What is expected:
Below is a block of records; repeat all of them exactly.

(Dataset entries)
-------
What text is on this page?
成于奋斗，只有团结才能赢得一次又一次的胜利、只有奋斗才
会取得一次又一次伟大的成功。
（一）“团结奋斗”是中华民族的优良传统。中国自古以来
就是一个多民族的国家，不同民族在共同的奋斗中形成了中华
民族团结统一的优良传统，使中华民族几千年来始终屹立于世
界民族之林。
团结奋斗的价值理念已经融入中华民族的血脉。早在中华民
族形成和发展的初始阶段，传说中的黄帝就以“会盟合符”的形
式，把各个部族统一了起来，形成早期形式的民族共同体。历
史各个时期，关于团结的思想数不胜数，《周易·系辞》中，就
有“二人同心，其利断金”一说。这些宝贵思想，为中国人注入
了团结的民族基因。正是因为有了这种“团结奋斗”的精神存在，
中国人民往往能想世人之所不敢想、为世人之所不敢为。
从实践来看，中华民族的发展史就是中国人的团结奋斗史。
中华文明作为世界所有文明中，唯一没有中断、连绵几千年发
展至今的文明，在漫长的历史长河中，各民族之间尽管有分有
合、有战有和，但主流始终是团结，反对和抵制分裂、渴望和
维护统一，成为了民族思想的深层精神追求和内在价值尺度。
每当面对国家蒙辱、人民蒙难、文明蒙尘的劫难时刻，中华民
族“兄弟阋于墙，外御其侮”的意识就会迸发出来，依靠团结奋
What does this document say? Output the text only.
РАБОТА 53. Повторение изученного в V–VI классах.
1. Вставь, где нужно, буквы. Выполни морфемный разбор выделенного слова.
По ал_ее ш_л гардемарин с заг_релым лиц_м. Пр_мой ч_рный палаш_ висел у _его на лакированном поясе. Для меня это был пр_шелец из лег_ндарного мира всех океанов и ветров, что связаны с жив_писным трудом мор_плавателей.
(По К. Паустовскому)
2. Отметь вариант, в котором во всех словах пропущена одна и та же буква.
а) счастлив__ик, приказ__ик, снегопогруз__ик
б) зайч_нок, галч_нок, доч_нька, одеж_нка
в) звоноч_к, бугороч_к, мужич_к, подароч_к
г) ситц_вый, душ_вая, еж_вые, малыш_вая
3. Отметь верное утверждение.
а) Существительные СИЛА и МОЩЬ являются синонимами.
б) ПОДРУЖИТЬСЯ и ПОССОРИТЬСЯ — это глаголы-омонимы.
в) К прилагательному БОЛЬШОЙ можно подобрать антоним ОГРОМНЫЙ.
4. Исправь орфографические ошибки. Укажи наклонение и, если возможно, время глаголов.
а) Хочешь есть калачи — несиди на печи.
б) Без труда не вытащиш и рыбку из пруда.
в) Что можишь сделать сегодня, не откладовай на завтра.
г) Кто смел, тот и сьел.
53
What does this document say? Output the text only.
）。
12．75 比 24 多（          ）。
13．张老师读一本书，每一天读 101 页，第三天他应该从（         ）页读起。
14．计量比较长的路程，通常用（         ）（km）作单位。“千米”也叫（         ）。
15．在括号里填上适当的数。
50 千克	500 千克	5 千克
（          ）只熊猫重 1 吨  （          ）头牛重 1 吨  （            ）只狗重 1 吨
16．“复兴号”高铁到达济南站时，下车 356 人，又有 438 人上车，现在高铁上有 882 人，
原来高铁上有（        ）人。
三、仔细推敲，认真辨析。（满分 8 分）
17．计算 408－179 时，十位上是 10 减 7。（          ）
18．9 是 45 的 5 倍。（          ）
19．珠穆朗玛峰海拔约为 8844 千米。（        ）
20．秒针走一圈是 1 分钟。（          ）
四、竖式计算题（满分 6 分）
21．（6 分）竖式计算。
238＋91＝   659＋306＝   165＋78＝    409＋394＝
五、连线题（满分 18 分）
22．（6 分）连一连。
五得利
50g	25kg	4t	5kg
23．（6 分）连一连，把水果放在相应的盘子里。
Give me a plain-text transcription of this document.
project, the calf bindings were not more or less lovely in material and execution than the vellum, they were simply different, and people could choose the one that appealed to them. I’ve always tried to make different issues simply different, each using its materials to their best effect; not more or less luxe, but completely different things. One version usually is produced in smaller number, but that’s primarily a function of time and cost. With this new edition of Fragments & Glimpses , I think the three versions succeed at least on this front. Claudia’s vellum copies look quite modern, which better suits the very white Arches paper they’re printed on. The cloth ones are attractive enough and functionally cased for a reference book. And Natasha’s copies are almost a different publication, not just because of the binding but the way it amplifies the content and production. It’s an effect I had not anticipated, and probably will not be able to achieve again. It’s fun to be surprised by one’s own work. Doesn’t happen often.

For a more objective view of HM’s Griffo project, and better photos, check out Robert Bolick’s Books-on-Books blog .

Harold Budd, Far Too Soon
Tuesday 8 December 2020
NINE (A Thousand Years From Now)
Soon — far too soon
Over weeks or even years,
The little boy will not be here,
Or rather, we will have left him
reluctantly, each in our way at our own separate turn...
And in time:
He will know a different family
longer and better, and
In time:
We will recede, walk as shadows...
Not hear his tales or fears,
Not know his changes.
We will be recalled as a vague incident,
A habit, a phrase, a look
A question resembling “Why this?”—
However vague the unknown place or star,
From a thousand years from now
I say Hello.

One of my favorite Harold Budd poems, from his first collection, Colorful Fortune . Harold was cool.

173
-------
Completed exercise:
What text is on this page?
成于奋斗，只有团结才能赢得一次又一次的胜利、只有奋斗才
会取得一次又一次伟大的成功。
（一）“团结奋斗”是中华民族的优良传统。中国自古以来
就是一个多民族的国家，不同民族在共同的奋斗中形成了中华
民族团结统一的优良传统，使中华民族几千年来始终屹立于世
界民族之林。
团结奋斗的价值理念已经融入中华民族的血脉。早在中华民
族形成和发展的初始阶段，传说中的黄帝就以“会盟合符”的形
式，把各个部族统一了起来，形成早期形式的民族共同体。历
史各个时期，关于团结的思想数不胜数，《周易·系辞》中，就
有“二人同心，其利断金”一说。这些宝贵思想，为中国人注入
了团结的民族基因。正是因为有了这种“团结奋斗”的精神存在，
中国人民往往能想世人之所不敢想、为世人之所不敢为。
从实践来看，中华民族的发展史就是中国人的团结奋斗史。
中华文明作为世界所有文明中，唯一没有中断、连绵几千年发
展至今的文明，在漫长的历史长河中，各民族之间尽管有分有
合、有战有和，但主流始终是团结，反对和抵制分裂、渴望和
维护统一，成为了民族思想的深层精神追求和内在价值尺度。
每当面对国家蒙辱、人民蒙难、文明蒙尘的劫难时刻，中华民
族“兄弟阋于墙，外御其侮”的意识就会迸发出来，依靠团结奋
What does this document say? Output the text only.
РАБОТА 53. Повторение изученного в V–VI классах.
1. Вставь, где нужно, буквы. Выполни морфемный разбор выделенного слова.
По ал_ее ш_л гардемарин с заг_релым лиц_м. Пр_мой ч_рный палаш_ висел у _его на лакированном поясе. Для меня это был пр_шелец из лег_ндарного мира всех океанов и ветров, что связаны с жив_писным трудом мор_плавателей.
(По К. Паустовскому)
2. Отметь вариант, в котором во всех словах пропущена одна и та же буква.
а) счастлив__ик, приказ__ик, снегопогруз__ик
б) зайч_нок, галч_нок, доч_нька, одеж_нка
в) звоноч_к, бугороч_к, мужич_к, подароч_к
г) ситц_вый, душ_вая, еж_вые, малыш_вая
3. Отметь верное утверждение.
а) Существительные СИЛА и МОЩЬ являются синонимами.
б) ПОДРУЖИТЬСЯ и ПОССОРИТЬСЯ — это глаголы-омонимы.
в) К прилагательному БОЛЬШОЙ можно подобрать антоним ОГРОМНЫЙ.
4. Исправь орфографические ошибки. Укажи наклонение и, если возможно, время глаголов.
а) Хочешь есть калачи — несиди на печи.
б) Без труда не вытащиш и рыбку из пруда.
в) Что можишь сделать сегодня, не откладовай на завтра.
г) Кто смел, тот и сьел.
53
What does this document say? Output the text only.
）。
12．75 比 24 多（          ）。
13．张老师读一本书，每一天读 101 页，第三天他应该从（         ）页读起。
14．计量比较长的路程，通常用（         ）（km）作单位。“千米”也叫（         ）。
15．在括号里填上适当的数。
50 千克	500 千克	5 千克
（          ）只熊猫重 1 吨  （          ）头牛重 1 吨  （            ）只狗重 1 吨
16．“复兴号”高铁到达济南站时，下车 356 人，又有 438 人上车，现在高铁上有 882 人，
原来高铁上有（        ）人。
三、仔细推敲，认真辨析。（满分 8 分）
17．计算 408－179 时，十位上是 10 减 7。（          ）
18．9 是 45 的 5 倍。（          ）
19．珠穆朗玛峰海拔约为 8844 千米。（        ）
20．秒针走一圈是 1 分钟。（          ）
四、竖式计算题（满分 6 分）
21．（6 分）竖式计算。
238＋91＝   659＋306＝   165＋78＝    409＋394＝
五、连线题（满分 18 分）
22．（6 分）连一连。
五得利
50g	25kg	4t	5kg
23．（6 分）连一连，把水果放在相应的盘子里。
Give me a plain-text transcription of this document.
project, the calf bindings were not more or less lovely in material and execution than the vellum, they were simply different, and people could choose the one that appealed to them. I’ve always tried to make different issues simply different, each using its materials to their best effect; not more or less luxe, but completely different things. One version usually is produced in smaller number, but that’s primarily a function of time and cost. With this new edition of Fragments & Glimpses , I think the three versions succeed at least on this front. Claudia’s vellum copies look quite modern, which better suits the very white Arches paper they’re printed on. The cloth ones are attractive enough and functionally cased for a reference book. And Natasha’s copies are almost a different publication, not just because of the binding but the way it amplifies the content and production. It’s an effect I had not anticipated, and probably will not be able to achieve again. It’s fun to be surprised by one’s own work. Doesn’t happen often.

For a more objective view of HM’s Griffo project, and better photos, check out Robert Bolick’s Books-on-Books blog .

Harold Budd, Far Too Soon
Tuesday 8 December 2020
NINE (A Thousand Years From Now)
Soon — far too soon
Over weeks or even years,
The little boy will not be here,
Or rather, we will have left him
reluctantly, each in our way at our own separate turn...
And in time:
He will know a different family
longer and better, and
In time:
We will recede, walk as shadows...
Not hear his tales or fears,
Not know his changes.
We will be recalled as a vague incident,
A habit, a phrase, a look
A question resembling “Why this?”—
However vague the unknown place or star,
From a thousand years from now
I say Hello.

One of my favorite Harold Budd poems, from his first collection, Colorful Fortune . Harold was cool.

173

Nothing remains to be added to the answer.